## Start
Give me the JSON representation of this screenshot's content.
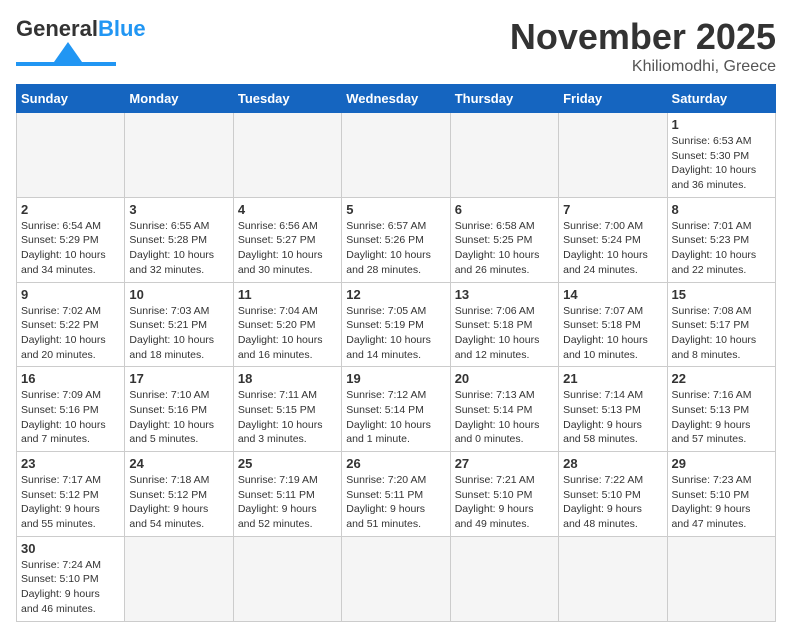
{
  "header": {
    "logo_text_general": "General",
    "logo_text_blue": "Blue",
    "title": "November 2025",
    "location": "Khiliomodhi, Greece"
  },
  "weekdays": [
    "Sunday",
    "Monday",
    "Tuesday",
    "Wednesday",
    "Thursday",
    "Friday",
    "Saturday"
  ],
  "weeks": [
    [
      {
        "day": "",
        "info": ""
      },
      {
        "day": "",
        "info": ""
      },
      {
        "day": "",
        "info": ""
      },
      {
        "day": "",
        "info": ""
      },
      {
        "day": "",
        "info": ""
      },
      {
        "day": "",
        "info": ""
      },
      {
        "day": "1",
        "info": "Sunrise: 6:53 AM\nSunset: 5:30 PM\nDaylight: 10 hours\nand 36 minutes."
      }
    ],
    [
      {
        "day": "2",
        "info": "Sunrise: 6:54 AM\nSunset: 5:29 PM\nDaylight: 10 hours\nand 34 minutes."
      },
      {
        "day": "3",
        "info": "Sunrise: 6:55 AM\nSunset: 5:28 PM\nDaylight: 10 hours\nand 32 minutes."
      },
      {
        "day": "4",
        "info": "Sunrise: 6:56 AM\nSunset: 5:27 PM\nDaylight: 10 hours\nand 30 minutes."
      },
      {
        "day": "5",
        "info": "Sunrise: 6:57 AM\nSunset: 5:26 PM\nDaylight: 10 hours\nand 28 minutes."
      },
      {
        "day": "6",
        "info": "Sunrise: 6:58 AM\nSunset: 5:25 PM\nDaylight: 10 hours\nand 26 minutes."
      },
      {
        "day": "7",
        "info": "Sunrise: 7:00 AM\nSunset: 5:24 PM\nDaylight: 10 hours\nand 24 minutes."
      },
      {
        "day": "8",
        "info": "Sunrise: 7:01 AM\nSunset: 5:23 PM\nDaylight: 10 hours\nand 22 minutes."
      }
    ],
    [
      {
        "day": "9",
        "info": "Sunrise: 7:02 AM\nSunset: 5:22 PM\nDaylight: 10 hours\nand 20 minutes."
      },
      {
        "day": "10",
        "info": "Sunrise: 7:03 AM\nSunset: 5:21 PM\nDaylight: 10 hours\nand 18 minutes."
      },
      {
        "day": "11",
        "info": "Sunrise: 7:04 AM\nSunset: 5:20 PM\nDaylight: 10 hours\nand 16 minutes."
      },
      {
        "day": "12",
        "info": "Sunrise: 7:05 AM\nSunset: 5:19 PM\nDaylight: 10 hours\nand 14 minutes."
      },
      {
        "day": "13",
        "info": "Sunrise: 7:06 AM\nSunset: 5:18 PM\nDaylight: 10 hours\nand 12 minutes."
      },
      {
        "day": "14",
        "info": "Sunrise: 7:07 AM\nSunset: 5:18 PM\nDaylight: 10 hours\nand 10 minutes."
      },
      {
        "day": "15",
        "info": "Sunrise: 7:08 AM\nSunset: 5:17 PM\nDaylight: 10 hours\nand 8 minutes."
      }
    ],
    [
      {
        "day": "16",
        "info": "Sunrise: 7:09 AM\nSunset: 5:16 PM\nDaylight: 10 hours\nand 7 minutes."
      },
      {
        "day": "17",
        "info": "Sunrise: 7:10 AM\nSunset: 5:16 PM\nDaylight: 10 hours\nand 5 minutes."
      },
      {
        "day": "18",
        "info": "Sunrise: 7:11 AM\nSunset: 5:15 PM\nDaylight: 10 hours\nand 3 minutes."
      },
      {
        "day": "19",
        "info": "Sunrise: 7:12 AM\nSunset: 5:14 PM\nDaylight: 10 hours\nand 1 minute."
      },
      {
        "day": "20",
        "info": "Sunrise: 7:13 AM\nSunset: 5:14 PM\nDaylight: 10 hours\nand 0 minutes."
      },
      {
        "day": "21",
        "info": "Sunrise: 7:14 AM\nSunset: 5:13 PM\nDaylight: 9 hours\nand 58 minutes."
      },
      {
        "day": "22",
        "info": "Sunrise: 7:16 AM\nSunset: 5:13 PM\nDaylight: 9 hours\nand 57 minutes."
      }
    ],
    [
      {
        "day": "23",
        "info": "Sunrise: 7:17 AM\nSunset: 5:12 PM\nDaylight: 9 hours\nand 55 minutes."
      },
      {
        "day": "24",
        "info": "Sunrise: 7:18 AM\nSunset: 5:12 PM\nDaylight: 9 hours\nand 54 minutes."
      },
      {
        "day": "25",
        "info": "Sunrise: 7:19 AM\nSunset: 5:11 PM\nDaylight: 9 hours\nand 52 minutes."
      },
      {
        "day": "26",
        "info": "Sunrise: 7:20 AM\nSunset: 5:11 PM\nDaylight: 9 hours\nand 51 minutes."
      },
      {
        "day": "27",
        "info": "Sunrise: 7:21 AM\nSunset: 5:10 PM\nDaylight: 9 hours\nand 49 minutes."
      },
      {
        "day": "28",
        "info": "Sunrise: 7:22 AM\nSunset: 5:10 PM\nDaylight: 9 hours\nand 48 minutes."
      },
      {
        "day": "29",
        "info": "Sunrise: 7:23 AM\nSunset: 5:10 PM\nDaylight: 9 hours\nand 47 minutes."
      }
    ],
    [
      {
        "day": "30",
        "info": "Sunrise: 7:24 AM\nSunset: 5:10 PM\nDaylight: 9 hours\nand 46 minutes."
      },
      {
        "day": "",
        "info": ""
      },
      {
        "day": "",
        "info": ""
      },
      {
        "day": "",
        "info": ""
      },
      {
        "day": "",
        "info": ""
      },
      {
        "day": "",
        "info": ""
      },
      {
        "day": "",
        "info": ""
      }
    ]
  ]
}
## End
● **PROBLEM**
Write out the listing word for word, omitting the pictures it holds.

● **SOLUTION TO THIS PROBLEM**
Give me the JSON representation of this screenshot's content.
{
  "header": {
    "logo_text_general": "General",
    "logo_text_blue": "Blue",
    "title": "November 2025",
    "location": "Khiliomodhi, Greece"
  },
  "weekdays": [
    "Sunday",
    "Monday",
    "Tuesday",
    "Wednesday",
    "Thursday",
    "Friday",
    "Saturday"
  ],
  "weeks": [
    [
      {
        "day": "",
        "info": ""
      },
      {
        "day": "",
        "info": ""
      },
      {
        "day": "",
        "info": ""
      },
      {
        "day": "",
        "info": ""
      },
      {
        "day": "",
        "info": ""
      },
      {
        "day": "",
        "info": ""
      },
      {
        "day": "1",
        "info": "Sunrise: 6:53 AM\nSunset: 5:30 PM\nDaylight: 10 hours\nand 36 minutes."
      }
    ],
    [
      {
        "day": "2",
        "info": "Sunrise: 6:54 AM\nSunset: 5:29 PM\nDaylight: 10 hours\nand 34 minutes."
      },
      {
        "day": "3",
        "info": "Sunrise: 6:55 AM\nSunset: 5:28 PM\nDaylight: 10 hours\nand 32 minutes."
      },
      {
        "day": "4",
        "info": "Sunrise: 6:56 AM\nSunset: 5:27 PM\nDaylight: 10 hours\nand 30 minutes."
      },
      {
        "day": "5",
        "info": "Sunrise: 6:57 AM\nSunset: 5:26 PM\nDaylight: 10 hours\nand 28 minutes."
      },
      {
        "day": "6",
        "info": "Sunrise: 6:58 AM\nSunset: 5:25 PM\nDaylight: 10 hours\nand 26 minutes."
      },
      {
        "day": "7",
        "info": "Sunrise: 7:00 AM\nSunset: 5:24 PM\nDaylight: 10 hours\nand 24 minutes."
      },
      {
        "day": "8",
        "info": "Sunrise: 7:01 AM\nSunset: 5:23 PM\nDaylight: 10 hours\nand 22 minutes."
      }
    ],
    [
      {
        "day": "9",
        "info": "Sunrise: 7:02 AM\nSunset: 5:22 PM\nDaylight: 10 hours\nand 20 minutes."
      },
      {
        "day": "10",
        "info": "Sunrise: 7:03 AM\nSunset: 5:21 PM\nDaylight: 10 hours\nand 18 minutes."
      },
      {
        "day": "11",
        "info": "Sunrise: 7:04 AM\nSunset: 5:20 PM\nDaylight: 10 hours\nand 16 minutes."
      },
      {
        "day": "12",
        "info": "Sunrise: 7:05 AM\nSunset: 5:19 PM\nDaylight: 10 hours\nand 14 minutes."
      },
      {
        "day": "13",
        "info": "Sunrise: 7:06 AM\nSunset: 5:18 PM\nDaylight: 10 hours\nand 12 minutes."
      },
      {
        "day": "14",
        "info": "Sunrise: 7:07 AM\nSunset: 5:18 PM\nDaylight: 10 hours\nand 10 minutes."
      },
      {
        "day": "15",
        "info": "Sunrise: 7:08 AM\nSunset: 5:17 PM\nDaylight: 10 hours\nand 8 minutes."
      }
    ],
    [
      {
        "day": "16",
        "info": "Sunrise: 7:09 AM\nSunset: 5:16 PM\nDaylight: 10 hours\nand 7 minutes."
      },
      {
        "day": "17",
        "info": "Sunrise: 7:10 AM\nSunset: 5:16 PM\nDaylight: 10 hours\nand 5 minutes."
      },
      {
        "day": "18",
        "info": "Sunrise: 7:11 AM\nSunset: 5:15 PM\nDaylight: 10 hours\nand 3 minutes."
      },
      {
        "day": "19",
        "info": "Sunrise: 7:12 AM\nSunset: 5:14 PM\nDaylight: 10 hours\nand 1 minute."
      },
      {
        "day": "20",
        "info": "Sunrise: 7:13 AM\nSunset: 5:14 PM\nDaylight: 10 hours\nand 0 minutes."
      },
      {
        "day": "21",
        "info": "Sunrise: 7:14 AM\nSunset: 5:13 PM\nDaylight: 9 hours\nand 58 minutes."
      },
      {
        "day": "22",
        "info": "Sunrise: 7:16 AM\nSunset: 5:13 PM\nDaylight: 9 hours\nand 57 minutes."
      }
    ],
    [
      {
        "day": "23",
        "info": "Sunrise: 7:17 AM\nSunset: 5:12 PM\nDaylight: 9 hours\nand 55 minutes."
      },
      {
        "day": "24",
        "info": "Sunrise: 7:18 AM\nSunset: 5:12 PM\nDaylight: 9 hours\nand 54 minutes."
      },
      {
        "day": "25",
        "info": "Sunrise: 7:19 AM\nSunset: 5:11 PM\nDaylight: 9 hours\nand 52 minutes."
      },
      {
        "day": "26",
        "info": "Sunrise: 7:20 AM\nSunset: 5:11 PM\nDaylight: 9 hours\nand 51 minutes."
      },
      {
        "day": "27",
        "info": "Sunrise: 7:21 AM\nSunset: 5:10 PM\nDaylight: 9 hours\nand 49 minutes."
      },
      {
        "day": "28",
        "info": "Sunrise: 7:22 AM\nSunset: 5:10 PM\nDaylight: 9 hours\nand 48 minutes."
      },
      {
        "day": "29",
        "info": "Sunrise: 7:23 AM\nSunset: 5:10 PM\nDaylight: 9 hours\nand 47 minutes."
      }
    ],
    [
      {
        "day": "30",
        "info": "Sunrise: 7:24 AM\nSunset: 5:10 PM\nDaylight: 9 hours\nand 46 minutes."
      },
      {
        "day": "",
        "info": ""
      },
      {
        "day": "",
        "info": ""
      },
      {
        "day": "",
        "info": ""
      },
      {
        "day": "",
        "info": ""
      },
      {
        "day": "",
        "info": ""
      },
      {
        "day": "",
        "info": ""
      }
    ]
  ]
}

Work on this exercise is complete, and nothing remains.